**PROBLEM TO WORK ON:**
Please restate the following records word for word.

▬▬▬

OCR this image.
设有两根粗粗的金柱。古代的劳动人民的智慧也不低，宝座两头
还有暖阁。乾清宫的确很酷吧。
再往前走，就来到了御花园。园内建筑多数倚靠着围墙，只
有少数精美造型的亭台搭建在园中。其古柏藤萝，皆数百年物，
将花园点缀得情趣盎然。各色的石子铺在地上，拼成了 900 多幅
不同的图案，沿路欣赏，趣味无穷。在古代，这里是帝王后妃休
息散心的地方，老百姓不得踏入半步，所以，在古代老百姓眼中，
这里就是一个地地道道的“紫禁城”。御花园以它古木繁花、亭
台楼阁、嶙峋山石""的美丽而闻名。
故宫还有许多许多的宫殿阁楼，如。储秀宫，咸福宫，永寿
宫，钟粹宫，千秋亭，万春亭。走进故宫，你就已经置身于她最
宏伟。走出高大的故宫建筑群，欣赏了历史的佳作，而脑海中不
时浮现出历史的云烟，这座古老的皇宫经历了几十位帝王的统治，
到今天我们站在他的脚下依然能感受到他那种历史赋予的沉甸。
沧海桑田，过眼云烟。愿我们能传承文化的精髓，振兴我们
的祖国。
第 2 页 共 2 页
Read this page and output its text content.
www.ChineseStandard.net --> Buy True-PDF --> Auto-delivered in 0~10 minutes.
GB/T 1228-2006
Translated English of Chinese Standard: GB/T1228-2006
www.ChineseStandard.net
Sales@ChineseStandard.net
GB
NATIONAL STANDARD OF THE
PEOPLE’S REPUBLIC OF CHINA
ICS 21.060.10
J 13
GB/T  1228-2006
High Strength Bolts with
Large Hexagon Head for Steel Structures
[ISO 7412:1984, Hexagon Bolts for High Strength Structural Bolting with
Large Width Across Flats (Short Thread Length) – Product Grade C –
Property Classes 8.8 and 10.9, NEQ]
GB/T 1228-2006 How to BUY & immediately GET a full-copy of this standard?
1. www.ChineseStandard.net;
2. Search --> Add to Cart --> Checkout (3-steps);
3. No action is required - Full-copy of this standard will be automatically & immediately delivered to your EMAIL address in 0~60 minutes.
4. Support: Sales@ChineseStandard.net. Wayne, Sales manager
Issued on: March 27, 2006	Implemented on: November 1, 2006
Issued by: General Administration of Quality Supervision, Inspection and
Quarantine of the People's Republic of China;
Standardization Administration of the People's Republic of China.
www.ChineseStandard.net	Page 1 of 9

▬▬▬

**THE REPLY:**
OCR this image.
设有两根粗粗的金柱。古代的劳动人民的智慧也不低，宝座两头
还有暖阁。乾清宫的确很酷吧。
再往前走，就来到了御花园。园内建筑多数倚靠着围墙，只
有少数精美造型的亭台搭建在园中。其古柏藤萝，皆数百年物，
将花园点缀得情趣盎然。各色的石子铺在地上，拼成了 900 多幅
不同的图案，沿路欣赏，趣味无穷。在古代，这里是帝王后妃休
息散心的地方，老百姓不得踏入半步，所以，在古代老百姓眼中，
这里就是一个地地道道的“紫禁城”。御花园以它古木繁花、亭
台楼阁、嶙峋山石""的美丽而闻名。
故宫还有许多许多的宫殿阁楼，如。储秀宫，咸福宫，永寿
宫，钟粹宫，千秋亭，万春亭。走进故宫，你就已经置身于她最
宏伟。走出高大的故宫建筑群，欣赏了历史的佳作，而脑海中不
时浮现出历史的云烟，这座古老的皇宫经历了几十位帝王的统治，
到今天我们站在他的脚下依然能感受到他那种历史赋予的沉甸。
沧海桑田，过眼云烟。愿我们能传承文化的精髓，振兴我们
的祖国。
第 2 页 共 2 页
Read this page and output its text content.
www.ChineseStandard.net --> Buy True-PDF --> Auto-delivered in 0~10 minutes.
GB/T 1228-2006
Translated English of Chinese Standard: GB/T1228-2006
www.ChineseStandard.net
Sales@ChineseStandard.net
GB
NATIONAL STANDARD OF THE
PEOPLE’S REPUBLIC OF CHINA
ICS 21.060.10
J 13
GB/T  1228-2006
High Strength Bolts with
Large Hexagon Head for Steel Structures
[ISO 7412:1984, Hexagon Bolts for High Strength Structural Bolting with
Large Width Across Flats (Short Thread Length) – Product Grade C –
Property Classes 8.8 and 10.9, NEQ]
GB/T 1228-2006 How to BUY & immediately GET a full-copy of this standard?
1. www.ChineseStandard.net;
2. Search --> Add to Cart --> Checkout (3-steps);
3. No action is required - Full-copy of this standard will be automatically & immediately delivered to your EMAIL address in 0~60 minutes.
4. Support: Sales@ChineseStandard.net. Wayne, Sales manager
Issued on: March 27, 2006	Implemented on: November 1, 2006
Issued by: General Administration of Quality Supervision, Inspection and
Quarantine of the People's Republic of China;
Standardization Administration of the People's Republic of China.
www.ChineseStandard.net	Page 1 of 9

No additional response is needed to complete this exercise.